TASK PROMPT: Extract each line from the entries below that has the string "claims" in it.

DATASET RECORDS:

■ ■ ■ ■ ■

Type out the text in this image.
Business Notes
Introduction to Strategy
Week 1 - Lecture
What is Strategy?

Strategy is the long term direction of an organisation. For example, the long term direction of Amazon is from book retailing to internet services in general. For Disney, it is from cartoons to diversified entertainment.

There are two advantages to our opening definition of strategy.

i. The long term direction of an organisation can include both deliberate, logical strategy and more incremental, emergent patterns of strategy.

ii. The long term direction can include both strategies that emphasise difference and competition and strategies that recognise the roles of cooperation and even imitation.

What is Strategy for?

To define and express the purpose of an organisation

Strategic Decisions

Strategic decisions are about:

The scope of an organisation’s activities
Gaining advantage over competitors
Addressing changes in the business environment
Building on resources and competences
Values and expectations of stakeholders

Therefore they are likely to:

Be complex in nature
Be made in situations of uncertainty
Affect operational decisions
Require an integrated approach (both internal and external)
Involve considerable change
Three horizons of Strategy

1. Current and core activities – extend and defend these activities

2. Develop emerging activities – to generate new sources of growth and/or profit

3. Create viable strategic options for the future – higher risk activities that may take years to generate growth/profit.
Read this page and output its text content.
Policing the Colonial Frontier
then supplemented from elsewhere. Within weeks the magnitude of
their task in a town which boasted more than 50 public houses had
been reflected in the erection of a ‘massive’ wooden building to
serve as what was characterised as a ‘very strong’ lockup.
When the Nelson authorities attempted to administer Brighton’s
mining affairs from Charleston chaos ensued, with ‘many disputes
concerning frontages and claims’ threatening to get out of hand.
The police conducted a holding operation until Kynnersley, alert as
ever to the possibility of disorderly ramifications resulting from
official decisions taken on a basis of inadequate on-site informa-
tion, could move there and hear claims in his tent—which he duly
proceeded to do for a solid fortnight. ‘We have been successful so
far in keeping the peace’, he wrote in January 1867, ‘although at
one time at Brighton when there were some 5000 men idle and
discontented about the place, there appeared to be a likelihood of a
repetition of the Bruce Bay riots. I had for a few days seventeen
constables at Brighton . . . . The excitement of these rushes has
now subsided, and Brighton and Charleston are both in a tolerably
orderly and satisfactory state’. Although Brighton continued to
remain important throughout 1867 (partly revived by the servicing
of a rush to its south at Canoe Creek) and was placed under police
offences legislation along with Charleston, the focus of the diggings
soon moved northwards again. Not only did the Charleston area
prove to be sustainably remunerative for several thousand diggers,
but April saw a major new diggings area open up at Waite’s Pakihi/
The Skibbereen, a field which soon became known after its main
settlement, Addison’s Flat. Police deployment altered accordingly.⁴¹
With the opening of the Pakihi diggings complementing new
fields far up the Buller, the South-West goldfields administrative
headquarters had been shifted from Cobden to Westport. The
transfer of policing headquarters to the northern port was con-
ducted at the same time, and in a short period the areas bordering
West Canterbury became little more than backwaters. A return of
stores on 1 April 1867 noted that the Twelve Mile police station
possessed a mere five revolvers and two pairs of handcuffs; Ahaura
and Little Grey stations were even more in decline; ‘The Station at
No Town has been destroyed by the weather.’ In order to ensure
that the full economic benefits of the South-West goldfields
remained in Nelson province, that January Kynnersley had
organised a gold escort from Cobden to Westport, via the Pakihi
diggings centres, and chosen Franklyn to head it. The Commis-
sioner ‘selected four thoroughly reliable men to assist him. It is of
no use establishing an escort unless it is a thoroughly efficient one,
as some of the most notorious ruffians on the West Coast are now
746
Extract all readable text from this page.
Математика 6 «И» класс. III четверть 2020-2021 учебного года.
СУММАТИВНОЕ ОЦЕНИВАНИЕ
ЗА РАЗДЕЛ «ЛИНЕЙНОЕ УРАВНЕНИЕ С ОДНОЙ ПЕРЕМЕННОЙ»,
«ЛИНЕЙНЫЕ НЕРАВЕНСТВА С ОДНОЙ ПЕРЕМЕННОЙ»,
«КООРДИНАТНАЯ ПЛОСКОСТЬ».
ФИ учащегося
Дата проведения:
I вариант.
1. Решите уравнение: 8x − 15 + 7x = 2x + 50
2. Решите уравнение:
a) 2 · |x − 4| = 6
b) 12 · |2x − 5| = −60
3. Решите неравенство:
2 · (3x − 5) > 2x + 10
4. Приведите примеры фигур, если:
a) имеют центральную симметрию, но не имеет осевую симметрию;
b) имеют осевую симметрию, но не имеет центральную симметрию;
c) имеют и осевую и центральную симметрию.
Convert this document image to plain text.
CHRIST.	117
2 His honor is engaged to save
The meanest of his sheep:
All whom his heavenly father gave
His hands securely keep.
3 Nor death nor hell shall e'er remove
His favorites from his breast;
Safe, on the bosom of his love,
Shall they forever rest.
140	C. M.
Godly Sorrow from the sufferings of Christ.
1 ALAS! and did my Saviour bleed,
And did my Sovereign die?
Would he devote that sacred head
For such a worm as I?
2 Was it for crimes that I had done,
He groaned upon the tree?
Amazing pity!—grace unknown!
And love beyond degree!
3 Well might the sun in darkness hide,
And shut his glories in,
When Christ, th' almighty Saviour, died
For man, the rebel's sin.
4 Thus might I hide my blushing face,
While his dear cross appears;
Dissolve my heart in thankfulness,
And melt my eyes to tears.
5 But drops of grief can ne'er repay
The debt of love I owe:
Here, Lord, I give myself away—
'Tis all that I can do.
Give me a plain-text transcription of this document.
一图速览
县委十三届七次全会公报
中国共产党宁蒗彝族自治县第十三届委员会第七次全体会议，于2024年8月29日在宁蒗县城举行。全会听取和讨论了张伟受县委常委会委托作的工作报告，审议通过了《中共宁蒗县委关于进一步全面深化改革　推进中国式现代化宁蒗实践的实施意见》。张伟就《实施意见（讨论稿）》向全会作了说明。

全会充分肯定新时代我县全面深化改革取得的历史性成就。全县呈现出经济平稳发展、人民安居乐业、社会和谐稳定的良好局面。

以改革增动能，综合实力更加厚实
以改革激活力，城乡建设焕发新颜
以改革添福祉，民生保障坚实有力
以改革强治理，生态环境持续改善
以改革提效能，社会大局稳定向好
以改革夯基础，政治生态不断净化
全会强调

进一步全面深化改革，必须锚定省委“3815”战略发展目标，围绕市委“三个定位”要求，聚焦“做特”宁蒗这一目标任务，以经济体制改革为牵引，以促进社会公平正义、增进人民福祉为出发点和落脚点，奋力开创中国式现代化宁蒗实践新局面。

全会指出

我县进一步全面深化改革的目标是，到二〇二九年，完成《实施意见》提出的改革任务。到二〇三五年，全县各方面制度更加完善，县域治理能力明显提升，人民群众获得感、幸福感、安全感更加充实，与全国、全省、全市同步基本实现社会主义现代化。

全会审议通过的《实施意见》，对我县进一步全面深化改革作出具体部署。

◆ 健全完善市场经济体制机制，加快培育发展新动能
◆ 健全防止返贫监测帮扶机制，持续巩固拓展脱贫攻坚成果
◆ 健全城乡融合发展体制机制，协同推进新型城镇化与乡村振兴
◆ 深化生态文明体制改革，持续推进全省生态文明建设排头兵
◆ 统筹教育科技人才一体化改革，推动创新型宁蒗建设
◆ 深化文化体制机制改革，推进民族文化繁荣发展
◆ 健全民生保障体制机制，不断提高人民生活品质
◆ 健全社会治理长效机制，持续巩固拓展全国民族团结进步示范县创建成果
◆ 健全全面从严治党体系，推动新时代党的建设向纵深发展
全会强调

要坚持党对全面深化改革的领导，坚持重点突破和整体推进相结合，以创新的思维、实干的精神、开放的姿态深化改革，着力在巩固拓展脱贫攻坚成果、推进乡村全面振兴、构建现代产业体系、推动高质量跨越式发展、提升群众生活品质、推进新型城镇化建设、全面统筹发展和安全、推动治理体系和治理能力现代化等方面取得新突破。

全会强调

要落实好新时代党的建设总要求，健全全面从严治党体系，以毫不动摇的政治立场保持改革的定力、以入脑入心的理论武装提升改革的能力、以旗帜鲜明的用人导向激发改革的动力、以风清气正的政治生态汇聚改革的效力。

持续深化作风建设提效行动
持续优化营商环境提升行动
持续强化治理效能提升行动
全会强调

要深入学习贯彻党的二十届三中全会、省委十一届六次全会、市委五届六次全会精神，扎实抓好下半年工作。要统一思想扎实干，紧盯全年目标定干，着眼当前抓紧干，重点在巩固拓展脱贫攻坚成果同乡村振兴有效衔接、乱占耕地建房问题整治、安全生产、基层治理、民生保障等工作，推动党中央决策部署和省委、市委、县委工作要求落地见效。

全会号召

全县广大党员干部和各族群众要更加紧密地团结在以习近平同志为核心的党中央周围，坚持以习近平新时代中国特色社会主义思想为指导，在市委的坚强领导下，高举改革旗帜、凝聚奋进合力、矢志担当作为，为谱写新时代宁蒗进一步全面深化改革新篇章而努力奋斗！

■ ■ ■ ■ ■

OUTPUT FOR THIS EXERCISE:
concerning frontages and claims’ threatening to get out of hand.
tion, could move there and hear claims in his tent—which he duly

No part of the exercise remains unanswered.